---- Input

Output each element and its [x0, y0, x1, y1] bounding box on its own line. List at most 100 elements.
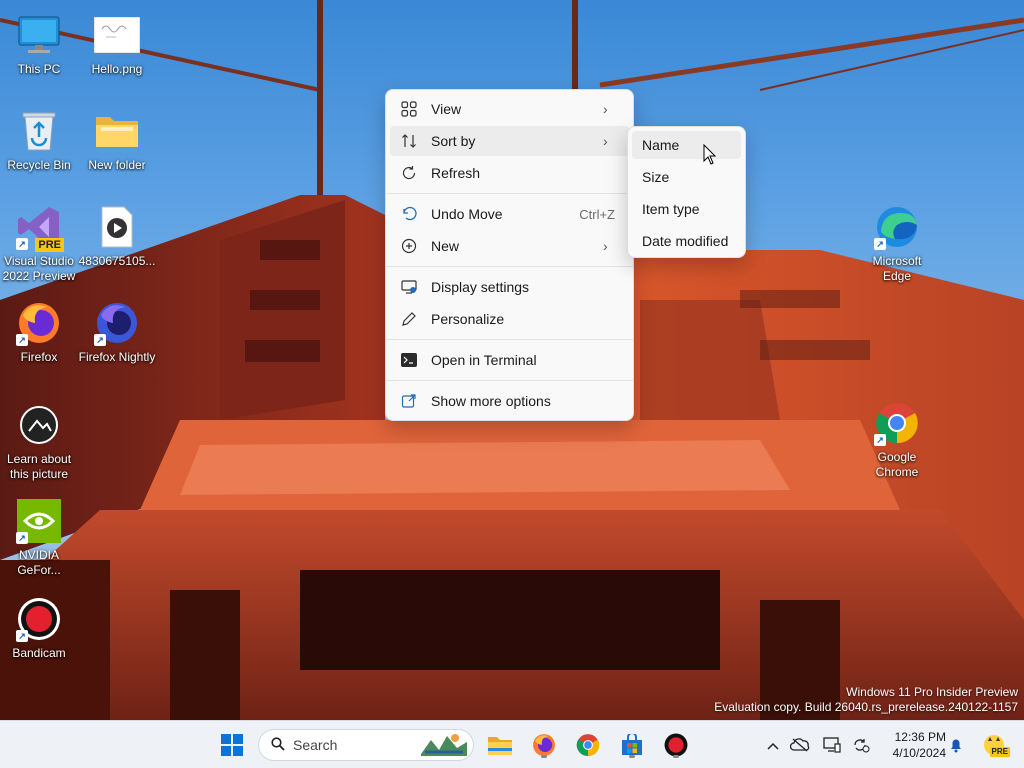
running-indicator	[629, 755, 635, 758]
bandicam-icon: ↗	[16, 596, 62, 642]
onedrive-icon[interactable]	[784, 738, 816, 752]
desktop-icon-new-folder[interactable]: New folder	[78, 108, 156, 173]
watermark-edition: Windows 11 Pro Insider Preview	[846, 685, 1018, 699]
sync-icon[interactable]	[848, 737, 874, 753]
shortcut-arrow-icon: ↗	[94, 334, 106, 346]
taskbar: Search 12:36 PM 4/10/2024 PRE	[0, 720, 1024, 768]
menu-item-refresh[interactable]: Refresh	[390, 158, 629, 188]
shortcut-arrow-icon: ↗	[16, 532, 28, 544]
running-indicator	[541, 755, 547, 758]
menu-item-show-more-options[interactable]: Show more options	[390, 386, 629, 416]
menu-separator	[386, 193, 633, 194]
running-indicator	[673, 755, 679, 758]
plus-circle-icon	[400, 237, 418, 255]
taskbar-microsoft-store[interactable]	[616, 729, 648, 761]
camera-spotlight-icon	[16, 402, 62, 448]
submenu-item-size[interactable]: Size	[632, 163, 741, 191]
menu-item-view[interactable]: View ›	[390, 94, 629, 124]
menu-item-label: New	[431, 238, 460, 254]
firefox-icon: ↗	[16, 300, 62, 346]
insider-preview-badge-button[interactable]: PRE	[978, 729, 1010, 761]
sort-arrows-icon	[400, 132, 418, 150]
start-button[interactable]	[216, 729, 248, 761]
clock-date: 4/10/2024	[892, 746, 946, 760]
submenu-item-item-type[interactable]: Item type	[632, 195, 741, 223]
recycle-bin-icon	[16, 108, 62, 154]
desktop-icon-microsoft-edge[interactable]: ↗ Microsoft Edge	[858, 204, 936, 284]
system-tray	[762, 721, 874, 768]
share-external-icon	[400, 392, 418, 410]
desktop-icon-firefox[interactable]: ↗ Firefox	[0, 300, 78, 365]
taskbar-search[interactable]: Search	[258, 729, 474, 761]
menu-item-label: Refresh	[431, 165, 481, 181]
desktop-icon-nvidia[interactable]: ↗ NVIDIA GeFor...	[0, 498, 78, 578]
menu-separator	[386, 339, 633, 340]
desktop-icon-learn-about-picture[interactable]: Learn about this picture	[0, 402, 78, 482]
submenu-item-name[interactable]: Name	[632, 131, 741, 159]
menu-item-display-settings[interactable]: Display settings	[390, 272, 629, 302]
shortcut-arrow-icon: ↗	[16, 334, 28, 346]
desktop-icon-video-file[interactable]: 4830675105...	[78, 204, 156, 269]
submenu-item-label: Date modified	[642, 233, 729, 249]
desktop-icon-label: Google Chrome	[875, 450, 919, 479]
clock-time: 12:36 PM	[894, 730, 946, 744]
desktop-icon-hello-png[interactable]: Hello.png	[78, 12, 156, 77]
menu-item-undo-move[interactable]: Undo Move Ctrl+Z	[390, 199, 629, 229]
taskbar-bandicam[interactable]	[660, 729, 692, 761]
menu-item-label: Display settings	[431, 279, 530, 295]
search-placeholder: Search	[293, 737, 338, 753]
desktop-icon-label: New folder	[88, 158, 146, 172]
firefox-icon	[533, 734, 555, 756]
desktop-icon-firefox-nightly[interactable]: ↗ Firefox Nightly	[78, 300, 156, 365]
desktop-icon-this-pc[interactable]: This PC	[0, 12, 78, 77]
display-icon[interactable]	[816, 737, 848, 753]
submenu-item-label: Size	[642, 169, 670, 185]
menu-item-new[interactable]: New ›	[390, 231, 629, 261]
video-file-icon	[94, 204, 140, 250]
desktop-icon-label: Microsoft Edge	[872, 254, 922, 283]
menu-item-personalize[interactable]: Personalize	[390, 304, 629, 334]
taskbar-file-explorer[interactable]	[484, 729, 516, 761]
menu-item-label: Open in Terminal	[431, 352, 537, 368]
menu-item-label: Personalize	[431, 311, 505, 327]
watermark-build: Evaluation copy. Build 26040.rs_prerelea…	[714, 700, 1018, 714]
chrome-icon: ↗	[874, 400, 920, 446]
bell-icon	[951, 739, 961, 753]
desktop-icon-bandicam[interactable]: ↗ Bandicam	[0, 596, 78, 661]
windows-watermark: Windows 11 Pro Insider Preview Evaluatio…	[714, 685, 1018, 715]
edge-icon: ↗	[874, 204, 920, 250]
chrome-icon	[576, 734, 600, 756]
desktop-icon-label: This PC	[17, 62, 61, 76]
notifications-button[interactable]	[944, 729, 968, 761]
menu-item-label: Show more options	[431, 393, 551, 409]
terminal-icon	[400, 351, 418, 369]
submenu-item-date-modified[interactable]: Date modified	[632, 227, 741, 255]
taskbar-chrome[interactable]	[572, 729, 604, 761]
display-settings-icon	[400, 278, 418, 296]
menu-separator	[386, 380, 633, 381]
menu-item-open-in-terminal[interactable]: Open in Terminal	[390, 345, 629, 375]
undo-icon	[400, 205, 418, 223]
menu-item-sort-by[interactable]: Sort by ›	[390, 126, 629, 156]
microsoft-store-icon	[622, 734, 642, 755]
shortcut-arrow-icon: ↗	[16, 238, 28, 250]
pre-badge: PRE	[989, 747, 1010, 757]
submenu-item-label: Name	[642, 137, 680, 153]
shortcut-arrow-icon: ↗	[874, 434, 886, 446]
shortcut-arrow-icon: ↗	[874, 238, 886, 250]
search-highlight-illustration-icon	[421, 732, 467, 759]
visual-studio-icon: PRE ↗	[16, 204, 64, 252]
pen-icon	[400, 310, 418, 328]
file-explorer-icon	[488, 737, 512, 755]
desktop-icon-label: Firefox Nightly	[78, 350, 156, 364]
desktop-icon-visual-studio[interactable]: PRE ↗ Visual Studio 2022 Preview	[0, 204, 78, 284]
desktop-icon-recycle-bin[interactable]: Recycle Bin	[0, 108, 78, 173]
desktop-icon-google-chrome[interactable]: ↗ Google Chrome	[858, 400, 936, 480]
desktop-icon-label: 4830675105...	[78, 254, 156, 268]
taskbar-firefox[interactable]	[528, 729, 560, 761]
desktop-icon-label: NVIDIA GeFor...	[17, 548, 61, 577]
taskbar-clock[interactable]: 12:36 PM 4/10/2024	[880, 729, 946, 761]
firefox-nightly-icon: ↗	[94, 300, 140, 346]
keyboard-shortcut: Ctrl+Z	[579, 206, 615, 222]
chevron-up-icon[interactable]	[762, 737, 784, 753]
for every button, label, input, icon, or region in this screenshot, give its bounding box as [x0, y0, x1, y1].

--------

Return all of the data above with every line copied unchanged, omitting the pictures.

### Reply
Output each element and its [x0, y0, x1, y1] bounding box on its own line. List at most 100 elements.
running-indicator	[629, 755, 635, 758]
bandicam-icon: ↗	[16, 596, 62, 642]
onedrive-icon[interactable]	[784, 738, 816, 752]
desktop-icon-new-folder[interactable]: New folder	[78, 108, 156, 173]
watermark-edition: Windows 11 Pro Insider Preview	[846, 685, 1018, 699]
sync-icon[interactable]	[848, 737, 874, 753]
shortcut-arrow-icon: ↗	[94, 334, 106, 346]
taskbar: Search 12:36 PM 4/10/2024 PRE	[0, 720, 1024, 768]
menu-item-refresh[interactable]: Refresh	[390, 158, 629, 188]
shortcut-arrow-icon: ↗	[16, 532, 28, 544]
running-indicator	[541, 755, 547, 758]
menu-item-show-more-options[interactable]: Show more options	[390, 386, 629, 416]
menu-separator	[386, 193, 633, 194]
running-indicator	[673, 755, 679, 758]
plus-circle-icon	[400, 237, 418, 255]
taskbar-microsoft-store[interactable]	[616, 729, 648, 761]
camera-spotlight-icon	[16, 402, 62, 448]
submenu-item-size[interactable]: Size	[632, 163, 741, 191]
menu-item-view[interactable]: View ›	[390, 94, 629, 124]
menu-item-label: New	[431, 238, 460, 254]
firefox-icon: ↗	[16, 300, 62, 346]
insider-preview-badge-button[interactable]: PRE	[978, 729, 1010, 761]
sort-arrows-icon	[400, 132, 418, 150]
start-button[interactable]	[216, 729, 248, 761]
clock-date: 4/10/2024	[892, 746, 946, 760]
submenu-item-item-type[interactable]: Item type	[632, 195, 741, 223]
recycle-bin-icon	[16, 108, 62, 154]
desktop-icon-microsoft-edge[interactable]: ↗ Microsoft Edge	[858, 204, 936, 284]
system-tray	[762, 721, 874, 768]
share-external-icon	[400, 392, 418, 410]
desktop-icon-firefox[interactable]: ↗ Firefox	[0, 300, 78, 365]
taskbar-search[interactable]: Search	[258, 729, 474, 761]
menu-item-label: Refresh	[431, 165, 481, 181]
desktop-icon-nvidia[interactable]: ↗ NVIDIA GeFor...	[0, 498, 78, 578]
menu-separator	[386, 339, 633, 340]
desktop-icon-learn-about-picture[interactable]: Learn about this picture	[0, 402, 78, 482]
submenu-item-name[interactable]: Name	[632, 131, 741, 159]
menu-item-display-settings[interactable]: Display settings	[390, 272, 629, 302]
shortcut-arrow-icon: ↗	[16, 334, 28, 346]
desktop-icon-video-file[interactable]: 4830675105...	[78, 204, 156, 269]
submenu-item-label: Date modified	[642, 233, 729, 249]
desktop-icon-label: Google Chrome	[875, 450, 919, 479]
clock-time: 12:36 PM	[894, 730, 946, 744]
desktop-icon-hello-png[interactable]: Hello.png	[78, 12, 156, 77]
menu-item-undo-move[interactable]: Undo Move Ctrl+Z	[390, 199, 629, 229]
taskbar-bandicam[interactable]	[660, 729, 692, 761]
menu-item-label: Display settings	[431, 279, 530, 295]
search-placeholder: Search	[293, 737, 338, 753]
desktop-icon-label: New folder	[88, 158, 146, 172]
firefox-icon	[533, 734, 555, 756]
desktop-icon-firefox-nightly[interactable]: ↗ Firefox Nightly	[78, 300, 156, 365]
desktop-icon-this-pc[interactable]: This PC	[0, 12, 78, 77]
display-icon[interactable]	[816, 737, 848, 753]
submenu-item-label: Size	[642, 169, 670, 185]
menu-item-new[interactable]: New ›	[390, 231, 629, 261]
video-file-icon	[94, 204, 140, 250]
desktop-icon-label: Microsoft Edge	[872, 254, 922, 283]
menu-item-personalize[interactable]: Personalize	[390, 304, 629, 334]
taskbar-file-explorer[interactable]	[484, 729, 516, 761]
menu-item-label: Open in Terminal	[431, 352, 537, 368]
menu-item-label: Personalize	[431, 311, 505, 327]
watermark-build: Evaluation copy. Build 26040.rs_prerelea…	[714, 700, 1018, 714]
chrome-icon: ↗	[874, 400, 920, 446]
bell-icon	[951, 739, 961, 753]
desktop-icon-bandicam[interactable]: ↗ Bandicam	[0, 596, 78, 661]
windows-watermark: Windows 11 Pro Insider Preview Evaluatio…	[714, 685, 1018, 715]
edge-icon: ↗	[874, 204, 920, 250]
chrome-icon	[576, 734, 600, 756]
desktop-icon-label: This PC	[17, 62, 61, 76]
notifications-button[interactable]	[944, 729, 968, 761]
menu-item-label: Show more options	[431, 393, 551, 409]
terminal-icon	[400, 351, 418, 369]
submenu-item-date-modified[interactable]: Date modified	[632, 227, 741, 255]
taskbar-chrome[interactable]	[572, 729, 604, 761]
display-settings-icon	[400, 278, 418, 296]
menu-separator	[386, 380, 633, 381]
menu-item-open-in-terminal[interactable]: Open in Terminal	[390, 345, 629, 375]
undo-icon	[400, 205, 418, 223]
menu-item-sort-by[interactable]: Sort by ›	[390, 126, 629, 156]
microsoft-store-icon	[622, 734, 642, 755]
shortcut-arrow-icon: ↗	[16, 238, 28, 250]
pre-badge: PRE	[989, 747, 1010, 757]
submenu-item-label: Name	[642, 137, 680, 153]
shortcut-arrow-icon: ↗	[874, 434, 886, 446]
shortcut-arrow-icon: ↗	[874, 238, 886, 250]
search-highlight-illustration-icon	[421, 732, 467, 759]
visual-studio-icon: PRE ↗	[16, 204, 64, 252]
pen-icon	[400, 310, 418, 328]
file-explorer-icon	[488, 737, 512, 755]
desktop-icon-label: Firefox Nightly	[78, 350, 156, 364]
desktop-icon-visual-studio[interactable]: PRE ↗ Visual Studio 2022 Preview	[0, 204, 78, 284]
desktop-icon-recycle-bin[interactable]: Recycle Bin	[0, 108, 78, 173]
desktop-icon-google-chrome[interactable]: ↗ Google Chrome	[858, 400, 936, 480]
desktop-icon-label: 4830675105...	[78, 254, 156, 268]
taskbar-firefox[interactable]	[528, 729, 560, 761]
desktop-icon-label: NVIDIA GeFor...	[17, 548, 61, 577]
taskbar-clock[interactable]: 12:36 PM 4/10/2024	[880, 729, 946, 761]
firefox-nightly-icon: ↗	[94, 300, 140, 346]
keyboard-shortcut: Ctrl+Z	[579, 206, 615, 222]
chevron-up-icon[interactable]	[762, 737, 784, 753]
for every button, label, input, icon, or region in this screenshot, give its bounding box as [x0, y0, x1, y1].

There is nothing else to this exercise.